What is expected —
Write out the complete material exactly as it stands.

Provided data —

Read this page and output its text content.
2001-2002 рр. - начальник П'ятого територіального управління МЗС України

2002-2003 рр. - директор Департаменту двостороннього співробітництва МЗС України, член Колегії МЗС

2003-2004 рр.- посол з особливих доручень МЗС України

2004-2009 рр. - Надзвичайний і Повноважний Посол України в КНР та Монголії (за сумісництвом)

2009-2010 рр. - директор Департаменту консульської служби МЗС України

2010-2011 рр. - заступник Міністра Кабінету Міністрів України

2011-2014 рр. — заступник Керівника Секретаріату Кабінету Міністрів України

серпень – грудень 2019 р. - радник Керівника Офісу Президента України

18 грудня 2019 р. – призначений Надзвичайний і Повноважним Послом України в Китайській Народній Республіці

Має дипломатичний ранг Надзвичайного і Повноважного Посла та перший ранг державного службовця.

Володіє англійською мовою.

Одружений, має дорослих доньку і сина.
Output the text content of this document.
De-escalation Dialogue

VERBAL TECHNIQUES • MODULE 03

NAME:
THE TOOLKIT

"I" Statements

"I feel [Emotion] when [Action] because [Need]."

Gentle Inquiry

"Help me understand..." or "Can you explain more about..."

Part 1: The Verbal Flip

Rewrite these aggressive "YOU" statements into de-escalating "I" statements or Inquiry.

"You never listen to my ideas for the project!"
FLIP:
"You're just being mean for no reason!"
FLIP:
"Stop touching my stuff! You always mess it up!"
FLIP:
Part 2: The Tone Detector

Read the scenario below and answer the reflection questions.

Exercise result —
Read this page and output its text content.
2001-2002 рр. - начальник П'ятого територіального управління МЗС України

2002-2003 рр. - директор Департаменту двостороннього співробітництва МЗС України, член Колегії МЗС

2003-2004 рр.- посол з особливих доручень МЗС України

2004-2009 рр. - Надзвичайний і Повноважний Посол України в КНР та Монголії (за сумісництвом)

2009-2010 рр. - директор Департаменту консульської служби МЗС України

2010-2011 рр. - заступник Міністра Кабінету Міністрів України

2011-2014 рр. — заступник Керівника Секретаріату Кабінету Міністрів України

серпень – грудень 2019 р. - радник Керівника Офісу Президента України

18 грудня 2019 р. – призначений Надзвичайний і Повноважним Послом України в Китайській Народній Республіці

Має дипломатичний ранг Надзвичайного і Повноважного Посла та перший ранг державного службовця.

Володіє англійською мовою.

Одружений, має дорослих доньку і сина.
Output the text content of this document.
De-escalation Dialogue

VERBAL TECHNIQUES • MODULE 03

NAME:
THE TOOLKIT

"I" Statements

"I feel [Emotion] when [Action] because [Need]."

Gentle Inquiry

"Help me understand..." or "Can you explain more about..."

Part 1: The Verbal Flip

Rewrite these aggressive "YOU" statements into de-escalating "I" statements or Inquiry.

"You never listen to my ideas for the project!"
FLIP:
"You're just being mean for no reason!"
FLIP:
"Stop touching my stuff! You always mess it up!"
FLIP:
Part 2: The Tone Detector

Read the scenario below and answer the reflection questions.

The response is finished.